KUTIPAN UNTUK DIBACA.
Oleh : Eri
(Pemerhati Masyarakat)
Menurut Badan Meteorologi, Klimatologi, dan Geofisika (BMKG) musim hujan 2022/2023 akan terjadi sekitar bulan September hingga November 2022 dan puncak sekitar bulan Desember 2022 dan Januari 2023 (bmkg.go.id). Biasanya musim hujan tiba sudah menjadi tradisi beberapa wilayah terjadi banjir.
Mengutip dari kompas.tv, Pelaksana tugas Kepala Pusat Data, Informasi, dan Komunikasi Kebencanaan BNPB, Abdul Muhari merinci dari 70 kejadian diantaranya 36 kejadian banjir, 18 longsor, dan 15 cuaca ekstrem. Distribusi dampaknya kejadian banjir dan lain-lainnya 150.322 jiwa terdampak (10/10/2022).
Akibat cuaca yang tidak menentu dan berubah secara ekstrem menyebabkan bencana banjir datang lebih cepat dari biasanya. Korban akibat bencana banjir tidak bisa dibilang sedikit. Untuk satu daerah saja, sebanyak 52.499 jiwa dari 15.499 kepala keluarga terdampak banjir di Aceh Utara dan menyebabkan 11.645 kepala keluarga atau 39.957 jiwa mengungsi, menurut data BNPB (bbcindonesia.com 10/10/22)
Masyarakat yang terdampak banjir, ironisnya tidak mendapat bantuan secara merata. Bahkan ada yang tidak tersentuh sama sekali. Mereka tidak bisa beraktivitas seperti biasa, putaran ekonomi terhenti seketika dan tempat tinggal pun terendah air puluhan centimeter.
BMKG juga memperingati curah hujan potensi sedang hingga lebat sekitar periode 9-15 Oktober. Sehingga di beberapa wilayah dalam kategori siaga banjir. Seperti sebagian wilayah Aceh, Banten, Jakarta, Kalimantan dan Sulawesi. Maka, setiap pemerintah daerah diingatkan untuk kesiapannya menghadapi bencana.

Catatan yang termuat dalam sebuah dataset
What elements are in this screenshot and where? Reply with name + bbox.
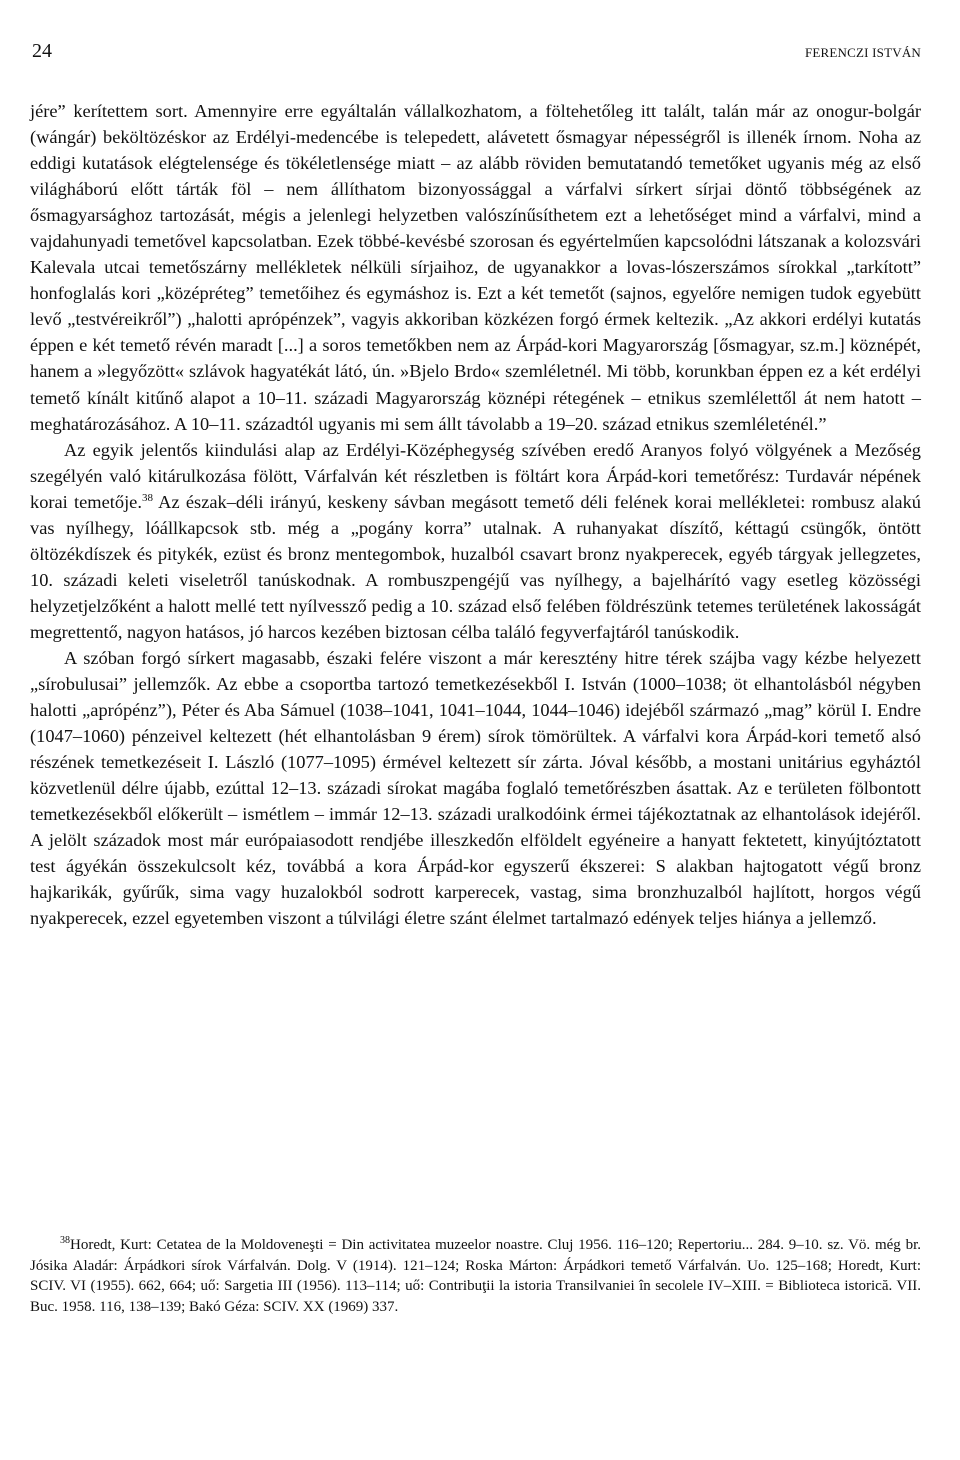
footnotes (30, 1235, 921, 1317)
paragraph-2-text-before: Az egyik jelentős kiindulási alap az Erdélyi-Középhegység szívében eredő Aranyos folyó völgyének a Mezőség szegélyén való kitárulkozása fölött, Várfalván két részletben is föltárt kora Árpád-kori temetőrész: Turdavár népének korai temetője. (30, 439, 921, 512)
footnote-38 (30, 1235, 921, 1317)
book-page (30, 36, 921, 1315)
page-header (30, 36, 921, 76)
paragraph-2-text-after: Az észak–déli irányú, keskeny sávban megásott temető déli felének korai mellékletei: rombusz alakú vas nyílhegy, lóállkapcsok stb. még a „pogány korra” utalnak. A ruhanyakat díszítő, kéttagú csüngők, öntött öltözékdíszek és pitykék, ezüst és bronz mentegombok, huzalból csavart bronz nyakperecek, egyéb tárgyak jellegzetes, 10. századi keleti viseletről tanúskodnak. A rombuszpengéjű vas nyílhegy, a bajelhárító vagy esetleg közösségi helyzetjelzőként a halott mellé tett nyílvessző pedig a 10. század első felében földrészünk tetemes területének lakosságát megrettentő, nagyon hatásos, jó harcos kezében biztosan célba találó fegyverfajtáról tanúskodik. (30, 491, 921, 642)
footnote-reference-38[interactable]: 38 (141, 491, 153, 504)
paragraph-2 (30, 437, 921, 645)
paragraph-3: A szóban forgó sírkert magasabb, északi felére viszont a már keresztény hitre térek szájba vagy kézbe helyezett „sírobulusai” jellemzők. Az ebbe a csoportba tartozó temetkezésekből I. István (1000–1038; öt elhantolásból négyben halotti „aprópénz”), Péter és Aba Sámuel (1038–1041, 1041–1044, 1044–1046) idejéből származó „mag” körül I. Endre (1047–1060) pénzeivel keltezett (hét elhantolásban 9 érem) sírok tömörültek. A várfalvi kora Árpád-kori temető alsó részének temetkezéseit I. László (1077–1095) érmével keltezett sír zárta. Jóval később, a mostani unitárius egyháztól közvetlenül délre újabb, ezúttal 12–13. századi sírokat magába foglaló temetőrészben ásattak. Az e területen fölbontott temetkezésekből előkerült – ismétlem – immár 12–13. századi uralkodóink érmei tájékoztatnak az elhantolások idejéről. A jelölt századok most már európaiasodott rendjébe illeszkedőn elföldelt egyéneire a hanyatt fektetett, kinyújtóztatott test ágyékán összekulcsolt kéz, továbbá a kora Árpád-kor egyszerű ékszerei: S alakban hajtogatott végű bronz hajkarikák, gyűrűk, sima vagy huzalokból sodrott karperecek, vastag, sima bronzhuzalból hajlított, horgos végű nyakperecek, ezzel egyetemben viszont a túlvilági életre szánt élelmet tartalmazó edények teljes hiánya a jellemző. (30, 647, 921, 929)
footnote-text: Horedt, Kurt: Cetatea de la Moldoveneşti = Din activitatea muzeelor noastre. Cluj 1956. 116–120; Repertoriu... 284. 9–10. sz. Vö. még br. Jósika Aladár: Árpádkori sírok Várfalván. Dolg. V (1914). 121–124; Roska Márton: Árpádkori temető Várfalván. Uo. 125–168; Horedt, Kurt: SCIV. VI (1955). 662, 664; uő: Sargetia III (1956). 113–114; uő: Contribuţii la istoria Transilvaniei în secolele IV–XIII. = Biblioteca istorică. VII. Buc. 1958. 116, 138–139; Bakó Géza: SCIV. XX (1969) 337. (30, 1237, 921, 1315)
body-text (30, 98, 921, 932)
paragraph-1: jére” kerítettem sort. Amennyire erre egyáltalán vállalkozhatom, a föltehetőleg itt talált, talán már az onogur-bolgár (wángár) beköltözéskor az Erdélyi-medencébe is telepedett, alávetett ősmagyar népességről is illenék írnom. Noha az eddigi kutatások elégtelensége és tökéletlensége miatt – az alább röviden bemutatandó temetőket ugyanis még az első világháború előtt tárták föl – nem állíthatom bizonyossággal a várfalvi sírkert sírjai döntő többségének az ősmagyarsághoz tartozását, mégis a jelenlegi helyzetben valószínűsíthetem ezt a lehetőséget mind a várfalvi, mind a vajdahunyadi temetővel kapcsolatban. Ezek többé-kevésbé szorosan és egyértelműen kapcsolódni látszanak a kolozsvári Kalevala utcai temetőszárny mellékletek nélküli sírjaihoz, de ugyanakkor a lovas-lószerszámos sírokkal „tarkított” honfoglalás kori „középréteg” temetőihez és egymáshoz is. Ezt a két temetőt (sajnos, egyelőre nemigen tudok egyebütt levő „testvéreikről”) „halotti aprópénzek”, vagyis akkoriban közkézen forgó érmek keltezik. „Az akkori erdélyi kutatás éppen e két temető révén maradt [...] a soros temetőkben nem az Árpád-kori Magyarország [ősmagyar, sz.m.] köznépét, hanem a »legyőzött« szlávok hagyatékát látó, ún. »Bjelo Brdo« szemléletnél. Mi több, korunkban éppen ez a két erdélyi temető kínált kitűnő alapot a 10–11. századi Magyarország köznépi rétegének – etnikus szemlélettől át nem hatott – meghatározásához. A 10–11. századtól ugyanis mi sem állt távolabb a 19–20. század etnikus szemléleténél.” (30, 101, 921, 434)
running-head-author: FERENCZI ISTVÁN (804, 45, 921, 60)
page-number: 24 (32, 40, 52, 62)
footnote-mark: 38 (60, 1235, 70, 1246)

PETUNJUK TUGAS.
• A. Menurut data BNPB dalam tulisan tentang banjir, berapa kepala keluarga dan jiwa yang mengungsi akibat banjir di Aceh Utara?
• B. Kutip tanpa perubahan bagian tulisan tentang banjir yang dimulai dari "Mengutip dari kompas.tv, Pelaksana" dan berakhir pada "BNPB (bbcindonesia.com 10/10/22)".
Catatan tersebut diambil dari sumber yang berbeda.

JAWABAN YANG DIHARAPKAN.
• A. 11.645 kepala keluarga atau 39.957 jiwa.

• B.
Mengutip dari kompas.tv, Pelaksana tugas Kepala Pusat Data, Informasi, dan Komunikasi Kebencanaan BNPB, Abdul Muhari merinci dari 70 kejadian diantaranya 36 kejadian banjir, 18 longsor, dan 15 cuaca ekstrem. Distribusi dampaknya kejadian banjir dan lain-lainnya 150.322 jiwa terdampak (10/10/2022).
Akibat cuaca yang tidak menentu dan berubah secara ekstrem menyebabkan bencana banjir datang lebih cepat dari biasanya. Korban akibat bencana banjir tidak bisa dibilang sedikit. Untuk satu daerah saja, sebanyak 52.499 jiwa dari 15.499 kepala keluarga terdampak banjir di Aceh Utara dan menyebabkan 11.645 kepala keluarga atau 39.957 jiwa mengungsi, menurut data BNPB (bbcindonesia.com 10/10/22)